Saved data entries
>>>>

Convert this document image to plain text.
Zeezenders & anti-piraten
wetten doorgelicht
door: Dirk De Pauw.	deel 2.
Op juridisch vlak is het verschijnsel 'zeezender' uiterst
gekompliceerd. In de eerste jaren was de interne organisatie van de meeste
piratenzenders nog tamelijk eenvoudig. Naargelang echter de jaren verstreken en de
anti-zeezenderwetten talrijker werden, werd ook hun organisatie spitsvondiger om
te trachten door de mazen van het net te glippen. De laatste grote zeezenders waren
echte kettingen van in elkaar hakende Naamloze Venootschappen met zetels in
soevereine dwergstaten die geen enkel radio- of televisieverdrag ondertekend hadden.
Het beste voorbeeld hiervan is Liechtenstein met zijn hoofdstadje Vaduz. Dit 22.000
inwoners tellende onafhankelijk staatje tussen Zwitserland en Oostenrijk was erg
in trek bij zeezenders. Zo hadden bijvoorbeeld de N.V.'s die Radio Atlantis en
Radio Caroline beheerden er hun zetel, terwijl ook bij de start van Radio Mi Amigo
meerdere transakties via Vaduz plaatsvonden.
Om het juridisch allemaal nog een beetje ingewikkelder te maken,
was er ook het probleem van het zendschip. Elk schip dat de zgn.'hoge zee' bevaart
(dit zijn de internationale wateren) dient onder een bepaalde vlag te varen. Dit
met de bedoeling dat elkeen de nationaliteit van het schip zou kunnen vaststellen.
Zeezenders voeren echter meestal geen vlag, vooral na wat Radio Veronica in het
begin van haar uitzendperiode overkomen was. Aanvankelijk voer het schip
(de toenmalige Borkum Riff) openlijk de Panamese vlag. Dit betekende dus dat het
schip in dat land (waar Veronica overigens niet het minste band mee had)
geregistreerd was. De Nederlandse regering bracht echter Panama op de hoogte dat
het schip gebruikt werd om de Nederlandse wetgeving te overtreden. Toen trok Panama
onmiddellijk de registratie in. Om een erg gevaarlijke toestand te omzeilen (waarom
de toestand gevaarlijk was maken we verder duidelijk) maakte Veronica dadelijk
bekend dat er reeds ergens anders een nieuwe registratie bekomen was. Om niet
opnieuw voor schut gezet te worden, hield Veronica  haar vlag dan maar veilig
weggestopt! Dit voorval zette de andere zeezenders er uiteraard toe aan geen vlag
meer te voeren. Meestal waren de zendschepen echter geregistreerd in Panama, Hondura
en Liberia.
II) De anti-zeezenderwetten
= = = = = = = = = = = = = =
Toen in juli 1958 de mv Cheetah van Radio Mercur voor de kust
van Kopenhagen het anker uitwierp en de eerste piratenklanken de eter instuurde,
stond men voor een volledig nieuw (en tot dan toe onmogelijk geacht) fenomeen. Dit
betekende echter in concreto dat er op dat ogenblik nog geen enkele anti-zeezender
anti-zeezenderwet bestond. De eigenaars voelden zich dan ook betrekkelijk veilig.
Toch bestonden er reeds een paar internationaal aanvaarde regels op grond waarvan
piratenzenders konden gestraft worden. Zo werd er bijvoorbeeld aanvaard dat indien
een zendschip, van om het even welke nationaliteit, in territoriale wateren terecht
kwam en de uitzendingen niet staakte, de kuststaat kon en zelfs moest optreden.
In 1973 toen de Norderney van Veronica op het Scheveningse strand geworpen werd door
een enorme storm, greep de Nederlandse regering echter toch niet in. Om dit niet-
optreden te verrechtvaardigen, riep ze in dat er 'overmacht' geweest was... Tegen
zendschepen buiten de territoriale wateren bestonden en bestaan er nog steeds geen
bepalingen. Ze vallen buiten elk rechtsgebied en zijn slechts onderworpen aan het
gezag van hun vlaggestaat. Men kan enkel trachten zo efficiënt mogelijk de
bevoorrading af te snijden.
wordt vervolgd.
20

<<<<

Goal =
Find the word "toestand" in the records and pull out each line that has it.

Finished answer =
onmiddellijk de registratie in. Om een erg gevaarlijke toestand te omzeilen (waarom
de toestand gevaarlijk was maken we verder duidelijk) maakte Veronica dadelijk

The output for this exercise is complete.